Could you print all the entries exactly?

:: Dataset entries ::

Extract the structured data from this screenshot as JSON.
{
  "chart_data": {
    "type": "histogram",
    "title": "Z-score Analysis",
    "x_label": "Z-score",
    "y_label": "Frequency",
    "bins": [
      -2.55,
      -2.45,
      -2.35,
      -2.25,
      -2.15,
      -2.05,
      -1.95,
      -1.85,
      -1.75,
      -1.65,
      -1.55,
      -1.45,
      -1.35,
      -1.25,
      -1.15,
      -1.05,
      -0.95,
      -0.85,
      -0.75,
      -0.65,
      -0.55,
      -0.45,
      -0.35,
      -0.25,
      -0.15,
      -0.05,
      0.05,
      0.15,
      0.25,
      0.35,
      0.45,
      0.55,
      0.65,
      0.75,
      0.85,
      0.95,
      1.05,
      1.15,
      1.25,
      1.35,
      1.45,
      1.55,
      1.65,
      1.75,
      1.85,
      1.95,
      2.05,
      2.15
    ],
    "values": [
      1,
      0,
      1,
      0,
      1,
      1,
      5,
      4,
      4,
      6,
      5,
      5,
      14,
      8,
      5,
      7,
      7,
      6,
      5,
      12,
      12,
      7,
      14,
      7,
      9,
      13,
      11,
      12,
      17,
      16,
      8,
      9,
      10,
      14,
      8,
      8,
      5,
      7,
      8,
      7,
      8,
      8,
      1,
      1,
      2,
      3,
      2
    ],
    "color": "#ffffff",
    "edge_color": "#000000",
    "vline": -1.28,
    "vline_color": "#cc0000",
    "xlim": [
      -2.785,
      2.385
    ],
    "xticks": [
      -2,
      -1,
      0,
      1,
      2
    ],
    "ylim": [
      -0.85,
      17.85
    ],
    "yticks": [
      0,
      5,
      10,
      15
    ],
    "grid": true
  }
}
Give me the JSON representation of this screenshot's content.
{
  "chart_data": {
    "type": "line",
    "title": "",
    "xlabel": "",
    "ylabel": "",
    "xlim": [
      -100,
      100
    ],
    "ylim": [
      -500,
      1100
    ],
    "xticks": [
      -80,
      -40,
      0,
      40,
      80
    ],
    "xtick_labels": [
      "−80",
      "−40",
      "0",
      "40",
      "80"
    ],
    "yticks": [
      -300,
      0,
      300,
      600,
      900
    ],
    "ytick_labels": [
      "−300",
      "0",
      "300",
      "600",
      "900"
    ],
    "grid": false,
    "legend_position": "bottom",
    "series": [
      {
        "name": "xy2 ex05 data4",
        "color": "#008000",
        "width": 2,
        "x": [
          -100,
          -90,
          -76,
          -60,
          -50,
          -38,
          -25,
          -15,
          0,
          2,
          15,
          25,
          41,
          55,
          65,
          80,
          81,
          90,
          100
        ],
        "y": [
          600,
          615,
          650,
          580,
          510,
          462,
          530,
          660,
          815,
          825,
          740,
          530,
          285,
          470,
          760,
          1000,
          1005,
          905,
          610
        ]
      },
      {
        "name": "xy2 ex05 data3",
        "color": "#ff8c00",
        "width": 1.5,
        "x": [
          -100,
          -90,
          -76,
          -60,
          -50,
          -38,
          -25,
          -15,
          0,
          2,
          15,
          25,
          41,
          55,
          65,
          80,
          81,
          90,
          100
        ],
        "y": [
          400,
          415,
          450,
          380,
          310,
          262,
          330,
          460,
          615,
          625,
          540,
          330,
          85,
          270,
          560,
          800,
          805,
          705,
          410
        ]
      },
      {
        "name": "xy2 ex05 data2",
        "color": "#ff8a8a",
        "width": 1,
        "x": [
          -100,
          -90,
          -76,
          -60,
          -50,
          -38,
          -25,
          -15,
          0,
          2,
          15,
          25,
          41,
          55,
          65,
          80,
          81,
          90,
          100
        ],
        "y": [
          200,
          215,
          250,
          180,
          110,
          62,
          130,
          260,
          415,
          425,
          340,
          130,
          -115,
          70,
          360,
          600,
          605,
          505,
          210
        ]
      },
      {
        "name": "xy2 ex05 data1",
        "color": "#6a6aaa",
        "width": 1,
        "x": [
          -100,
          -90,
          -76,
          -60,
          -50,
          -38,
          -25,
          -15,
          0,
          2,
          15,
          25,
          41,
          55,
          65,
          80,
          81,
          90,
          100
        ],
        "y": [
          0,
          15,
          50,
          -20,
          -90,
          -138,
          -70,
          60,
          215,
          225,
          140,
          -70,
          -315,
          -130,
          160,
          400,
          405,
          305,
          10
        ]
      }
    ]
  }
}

:::

Output below.
Extract the structured data from this screenshot as JSON.
{
  "chart_data": {
    "type": "histogram",
    "title": "Z-score Analysis",
    "x_label": "Z-score",
    "y_label": "Frequency",
    "bins": [
      -2.55,
      -2.45,
      -2.35,
      -2.25,
      -2.15,
      -2.05,
      -1.95,
      -1.85,
      -1.75,
      -1.65,
      -1.55,
      -1.45,
      -1.35,
      -1.25,
      -1.15,
      -1.05,
      -0.95,
      -0.85,
      -0.75,
      -0.65,
      -0.55,
      -0.45,
      -0.35,
      -0.25,
      -0.15,
      -0.05,
      0.05,
      0.15,
      0.25,
      0.35,
      0.45,
      0.55,
      0.65,
      0.75,
      0.85,
      0.95,
      1.05,
      1.15,
      1.25,
      1.35,
      1.45,
      1.55,
      1.65,
      1.75,
      1.85,
      1.95,
      2.05,
      2.15
    ],
    "values": [
      1,
      0,
      1,
      0,
      1,
      1,
      5,
      4,
      4,
      6,
      5,
      5,
      14,
      8,
      5,
      7,
      7,
      6,
      5,
      12,
      12,
      7,
      14,
      7,
      9,
      13,
      11,
      12,
      17,
      16,
      8,
      9,
      10,
      14,
      8,
      8,
      5,
      7,
      8,
      7,
      8,
      8,
      1,
      1,
      2,
      3,
      2
    ],
    "color": "#ffffff",
    "edge_color": "#000000",
    "vline": -1.28,
    "vline_color": "#cc0000",
    "xlim": [
      -2.785,
      2.385
    ],
    "xticks": [
      -2,
      -1,
      0,
      1,
      2
    ],
    "ylim": [
      -0.85,
      17.85
    ],
    "yticks": [
      0,
      5,
      10,
      15
    ],
    "grid": true
  }
}
Give me the JSON representation of this screenshot's content.
{
  "chart_data": {
    "type": "line",
    "title": "",
    "xlabel": "",
    "ylabel": "",
    "xlim": [
      -100,
      100
    ],
    "ylim": [
      -500,
      1100
    ],
    "xticks": [
      -80,
      -40,
      0,
      40,
      80
    ],
    "xtick_labels": [
      "−80",
      "−40",
      "0",
      "40",
      "80"
    ],
    "yticks": [
      -300,
      0,
      300,
      600,
      900
    ],
    "ytick_labels": [
      "−300",
      "0",
      "300",
      "600",
      "900"
    ],
    "grid": false,
    "legend_position": "bottom",
    "series": [
      {
        "name": "xy2 ex05 data4",
        "color": "#008000",
        "width": 2,
        "x": [
          -100,
          -90,
          -76,
          -60,
          -50,
          -38,
          -25,
          -15,
          0,
          2,
          15,
          25,
          41,
          55,
          65,
          80,
          81,
          90,
          100
        ],
        "y": [
          600,
          615,
          650,
          580,
          510,
          462,
          530,
          660,
          815,
          825,
          740,
          530,
          285,
          470,
          760,
          1000,
          1005,
          905,
          610
        ]
      },
      {
        "name": "xy2 ex05 data3",
        "color": "#ff8c00",
        "width": 1.5,
        "x": [
          -100,
          -90,
          -76,
          -60,
          -50,
          -38,
          -25,
          -15,
          0,
          2,
          15,
          25,
          41,
          55,
          65,
          80,
          81,
          90,
          100
        ],
        "y": [
          400,
          415,
          450,
          380,
          310,
          262,
          330,
          460,
          615,
          625,
          540,
          330,
          85,
          270,
          560,
          800,
          805,
          705,
          410
        ]
      },
      {
        "name": "xy2 ex05 data2",
        "color": "#ff8a8a",
        "width": 1,
        "x": [
          -100,
          -90,
          -76,
          -60,
          -50,
          -38,
          -25,
          -15,
          0,
          2,
          15,
          25,
          41,
          55,
          65,
          80,
          81,
          90,
          100
        ],
        "y": [
          200,
          215,
          250,
          180,
          110,
          62,
          130,
          260,
          415,
          425,
          340,
          130,
          -115,
          70,
          360,
          600,
          605,
          505,
          210
        ]
      },
      {
        "name": "xy2 ex05 data1",
        "color": "#6a6aaa",
        "width": 1,
        "x": [
          -100,
          -90,
          -76,
          -60,
          -50,
          -38,
          -25,
          -15,
          0,
          2,
          15,
          25,
          41,
          55,
          65,
          80,
          81,
          90,
          100
        ],
        "y": [
          0,
          15,
          50,
          -20,
          -90,
          -138,
          -70,
          60,
          215,
          225,
          140,
          -70,
          -315,
          -130,
          160,
          400,
          405,
          305,
          10
        ]
      }
    ]
  }
}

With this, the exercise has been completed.